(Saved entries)

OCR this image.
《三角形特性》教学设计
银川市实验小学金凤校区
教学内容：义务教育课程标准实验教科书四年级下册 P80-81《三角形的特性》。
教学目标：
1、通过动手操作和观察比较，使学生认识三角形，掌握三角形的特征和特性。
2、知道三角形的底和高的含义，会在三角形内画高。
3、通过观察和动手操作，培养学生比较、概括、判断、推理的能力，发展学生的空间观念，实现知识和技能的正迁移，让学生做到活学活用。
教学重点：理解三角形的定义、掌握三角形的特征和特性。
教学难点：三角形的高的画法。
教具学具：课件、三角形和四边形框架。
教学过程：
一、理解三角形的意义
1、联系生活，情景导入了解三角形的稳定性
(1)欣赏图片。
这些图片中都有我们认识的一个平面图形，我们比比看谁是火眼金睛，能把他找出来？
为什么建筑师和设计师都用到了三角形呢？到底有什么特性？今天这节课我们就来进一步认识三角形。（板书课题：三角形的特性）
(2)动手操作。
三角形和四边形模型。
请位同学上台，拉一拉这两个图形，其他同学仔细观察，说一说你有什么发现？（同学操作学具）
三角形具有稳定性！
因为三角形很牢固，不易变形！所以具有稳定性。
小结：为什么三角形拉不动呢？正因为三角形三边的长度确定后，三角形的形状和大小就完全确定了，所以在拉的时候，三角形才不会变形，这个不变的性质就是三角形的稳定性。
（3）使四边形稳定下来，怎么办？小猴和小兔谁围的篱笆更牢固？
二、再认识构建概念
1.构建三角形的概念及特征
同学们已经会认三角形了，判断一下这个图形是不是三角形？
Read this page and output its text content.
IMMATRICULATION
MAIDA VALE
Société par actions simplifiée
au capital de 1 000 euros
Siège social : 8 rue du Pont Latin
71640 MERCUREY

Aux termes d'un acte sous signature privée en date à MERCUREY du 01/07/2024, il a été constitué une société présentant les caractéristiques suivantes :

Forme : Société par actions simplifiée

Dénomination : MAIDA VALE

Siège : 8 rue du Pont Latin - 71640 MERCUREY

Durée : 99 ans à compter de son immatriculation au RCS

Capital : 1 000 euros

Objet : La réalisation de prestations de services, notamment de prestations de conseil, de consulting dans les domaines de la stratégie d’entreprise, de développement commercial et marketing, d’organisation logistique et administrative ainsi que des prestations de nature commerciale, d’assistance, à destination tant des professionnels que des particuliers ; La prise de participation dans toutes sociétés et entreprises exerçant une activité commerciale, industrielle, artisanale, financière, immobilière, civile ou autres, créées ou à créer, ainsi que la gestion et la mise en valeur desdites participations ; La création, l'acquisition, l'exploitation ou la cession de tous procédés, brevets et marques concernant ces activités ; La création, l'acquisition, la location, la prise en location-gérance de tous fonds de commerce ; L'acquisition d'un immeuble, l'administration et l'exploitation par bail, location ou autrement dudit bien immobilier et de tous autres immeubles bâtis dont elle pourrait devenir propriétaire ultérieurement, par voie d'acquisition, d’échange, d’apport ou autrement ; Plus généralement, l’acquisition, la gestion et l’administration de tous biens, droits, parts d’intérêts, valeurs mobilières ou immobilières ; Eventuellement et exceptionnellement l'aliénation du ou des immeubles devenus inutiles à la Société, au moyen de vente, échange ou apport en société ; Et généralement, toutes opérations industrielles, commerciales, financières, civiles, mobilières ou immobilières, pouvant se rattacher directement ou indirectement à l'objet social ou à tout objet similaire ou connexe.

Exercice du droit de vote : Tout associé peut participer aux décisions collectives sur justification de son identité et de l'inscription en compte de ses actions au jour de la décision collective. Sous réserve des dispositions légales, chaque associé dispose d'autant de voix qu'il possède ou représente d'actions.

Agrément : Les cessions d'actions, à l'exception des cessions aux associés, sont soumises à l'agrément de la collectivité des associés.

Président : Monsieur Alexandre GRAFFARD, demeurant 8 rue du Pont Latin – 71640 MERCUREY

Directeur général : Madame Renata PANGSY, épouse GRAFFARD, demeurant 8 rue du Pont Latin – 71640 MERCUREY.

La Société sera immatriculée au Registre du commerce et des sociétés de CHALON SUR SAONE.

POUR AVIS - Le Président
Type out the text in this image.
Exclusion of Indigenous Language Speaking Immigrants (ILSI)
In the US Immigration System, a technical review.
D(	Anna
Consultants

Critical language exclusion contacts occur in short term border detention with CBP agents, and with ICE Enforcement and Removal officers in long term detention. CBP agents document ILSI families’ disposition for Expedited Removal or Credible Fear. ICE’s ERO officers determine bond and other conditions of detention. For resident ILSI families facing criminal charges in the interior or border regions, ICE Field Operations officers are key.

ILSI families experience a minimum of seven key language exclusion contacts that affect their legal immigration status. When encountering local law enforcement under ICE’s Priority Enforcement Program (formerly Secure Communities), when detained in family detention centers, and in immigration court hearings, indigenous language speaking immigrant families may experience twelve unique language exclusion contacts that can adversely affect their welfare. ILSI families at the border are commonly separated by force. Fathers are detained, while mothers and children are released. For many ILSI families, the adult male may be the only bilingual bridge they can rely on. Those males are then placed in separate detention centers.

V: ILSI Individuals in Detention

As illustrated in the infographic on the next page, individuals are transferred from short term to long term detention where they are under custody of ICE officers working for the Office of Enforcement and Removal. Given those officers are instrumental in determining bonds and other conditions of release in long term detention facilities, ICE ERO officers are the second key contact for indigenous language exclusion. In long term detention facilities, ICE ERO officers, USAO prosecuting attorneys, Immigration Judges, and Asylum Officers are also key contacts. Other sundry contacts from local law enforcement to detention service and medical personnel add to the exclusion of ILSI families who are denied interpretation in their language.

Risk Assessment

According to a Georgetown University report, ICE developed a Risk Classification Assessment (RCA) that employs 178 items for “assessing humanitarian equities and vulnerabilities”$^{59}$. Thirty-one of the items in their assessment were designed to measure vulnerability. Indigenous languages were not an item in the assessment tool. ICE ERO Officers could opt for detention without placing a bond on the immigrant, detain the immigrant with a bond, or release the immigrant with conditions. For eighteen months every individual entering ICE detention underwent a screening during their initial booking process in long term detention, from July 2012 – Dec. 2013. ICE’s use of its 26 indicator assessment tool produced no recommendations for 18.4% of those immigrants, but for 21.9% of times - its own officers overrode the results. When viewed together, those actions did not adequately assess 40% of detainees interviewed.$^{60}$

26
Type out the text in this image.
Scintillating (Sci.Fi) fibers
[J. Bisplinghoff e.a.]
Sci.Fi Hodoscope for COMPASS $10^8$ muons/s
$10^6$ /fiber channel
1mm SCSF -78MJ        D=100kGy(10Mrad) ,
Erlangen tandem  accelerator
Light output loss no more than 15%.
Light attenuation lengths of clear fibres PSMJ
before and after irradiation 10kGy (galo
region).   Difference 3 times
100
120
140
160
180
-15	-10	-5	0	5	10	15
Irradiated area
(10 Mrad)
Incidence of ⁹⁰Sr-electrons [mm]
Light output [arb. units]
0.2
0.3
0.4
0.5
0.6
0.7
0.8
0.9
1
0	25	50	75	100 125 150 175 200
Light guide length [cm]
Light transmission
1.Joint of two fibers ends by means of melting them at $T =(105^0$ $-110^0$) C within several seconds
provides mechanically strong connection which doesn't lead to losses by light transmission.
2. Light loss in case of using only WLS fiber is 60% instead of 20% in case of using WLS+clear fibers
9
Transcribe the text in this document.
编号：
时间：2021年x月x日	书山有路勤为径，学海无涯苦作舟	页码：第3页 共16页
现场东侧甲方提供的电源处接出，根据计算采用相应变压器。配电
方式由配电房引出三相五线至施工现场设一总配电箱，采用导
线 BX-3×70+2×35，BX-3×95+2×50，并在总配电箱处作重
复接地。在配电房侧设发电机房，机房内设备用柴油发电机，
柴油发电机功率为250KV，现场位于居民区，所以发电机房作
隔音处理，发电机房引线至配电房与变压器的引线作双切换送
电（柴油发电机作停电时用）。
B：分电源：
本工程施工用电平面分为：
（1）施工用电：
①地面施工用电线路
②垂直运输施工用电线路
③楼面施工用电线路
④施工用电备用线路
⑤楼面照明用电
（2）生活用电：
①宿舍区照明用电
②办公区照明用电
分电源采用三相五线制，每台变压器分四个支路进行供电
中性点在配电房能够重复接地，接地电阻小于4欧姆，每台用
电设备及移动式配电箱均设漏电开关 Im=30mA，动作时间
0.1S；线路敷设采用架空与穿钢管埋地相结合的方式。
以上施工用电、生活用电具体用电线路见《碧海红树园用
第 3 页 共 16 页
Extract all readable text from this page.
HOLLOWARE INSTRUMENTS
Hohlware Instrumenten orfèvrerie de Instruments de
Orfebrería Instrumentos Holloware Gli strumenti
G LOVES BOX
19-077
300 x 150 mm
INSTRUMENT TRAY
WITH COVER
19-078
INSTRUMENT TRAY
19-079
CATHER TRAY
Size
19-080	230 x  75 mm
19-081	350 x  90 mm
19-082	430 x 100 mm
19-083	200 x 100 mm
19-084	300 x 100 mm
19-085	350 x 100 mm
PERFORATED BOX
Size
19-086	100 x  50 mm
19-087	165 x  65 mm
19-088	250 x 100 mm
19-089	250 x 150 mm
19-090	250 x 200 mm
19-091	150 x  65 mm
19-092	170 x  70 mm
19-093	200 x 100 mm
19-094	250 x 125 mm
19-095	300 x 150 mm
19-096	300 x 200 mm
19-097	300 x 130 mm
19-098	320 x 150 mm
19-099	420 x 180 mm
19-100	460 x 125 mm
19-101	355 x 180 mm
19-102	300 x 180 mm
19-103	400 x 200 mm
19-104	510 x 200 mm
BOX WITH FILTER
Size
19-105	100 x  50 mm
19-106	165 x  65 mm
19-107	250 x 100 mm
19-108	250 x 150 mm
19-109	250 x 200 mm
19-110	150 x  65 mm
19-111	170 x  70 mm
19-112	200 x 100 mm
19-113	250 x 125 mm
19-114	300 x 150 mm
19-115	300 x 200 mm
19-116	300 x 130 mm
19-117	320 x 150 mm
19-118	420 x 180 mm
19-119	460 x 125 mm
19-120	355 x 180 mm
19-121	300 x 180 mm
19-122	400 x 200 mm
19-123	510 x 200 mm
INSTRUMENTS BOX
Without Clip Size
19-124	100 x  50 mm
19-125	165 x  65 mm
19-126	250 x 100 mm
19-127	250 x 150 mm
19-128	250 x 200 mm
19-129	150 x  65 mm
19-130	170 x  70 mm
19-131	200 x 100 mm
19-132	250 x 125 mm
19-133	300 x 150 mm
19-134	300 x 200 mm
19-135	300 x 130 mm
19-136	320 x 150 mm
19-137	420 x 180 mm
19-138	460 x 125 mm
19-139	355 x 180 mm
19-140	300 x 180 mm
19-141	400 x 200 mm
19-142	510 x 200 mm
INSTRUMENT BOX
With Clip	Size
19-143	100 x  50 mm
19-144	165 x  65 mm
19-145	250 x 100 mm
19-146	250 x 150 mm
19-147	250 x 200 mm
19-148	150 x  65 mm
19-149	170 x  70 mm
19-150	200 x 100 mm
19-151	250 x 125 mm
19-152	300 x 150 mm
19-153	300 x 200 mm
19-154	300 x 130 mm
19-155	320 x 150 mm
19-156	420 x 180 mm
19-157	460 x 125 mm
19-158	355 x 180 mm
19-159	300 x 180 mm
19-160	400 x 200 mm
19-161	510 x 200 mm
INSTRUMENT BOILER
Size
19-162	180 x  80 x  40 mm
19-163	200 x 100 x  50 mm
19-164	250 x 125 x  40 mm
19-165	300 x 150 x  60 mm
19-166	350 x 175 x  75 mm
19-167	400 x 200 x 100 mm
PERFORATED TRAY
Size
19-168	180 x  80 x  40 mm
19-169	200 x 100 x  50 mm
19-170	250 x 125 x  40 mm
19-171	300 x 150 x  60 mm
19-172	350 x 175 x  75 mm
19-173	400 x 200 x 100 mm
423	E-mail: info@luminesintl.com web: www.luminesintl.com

■ Problem details ■
Track down every line of the material containing the string "MERCUREY", and copy it.

■ Result below ■
71640 MERCUREY
Aux termes d'un acte sous signature privée en date à MERCUREY du 01/07/2024, il a été constitué une société présentant les caractéristiques suivantes :
Siège : 8 rue du Pont Latin - 71640 MERCUREY
Président : Monsieur Alexandre GRAFFARD, demeurant 8 rue du Pont Latin – 71640 MERCUREY
Directeur général : Madame Renata PANGSY, épouse GRAFFARD, demeurant 8 rue du Pont Latin – 71640 MERCUREY.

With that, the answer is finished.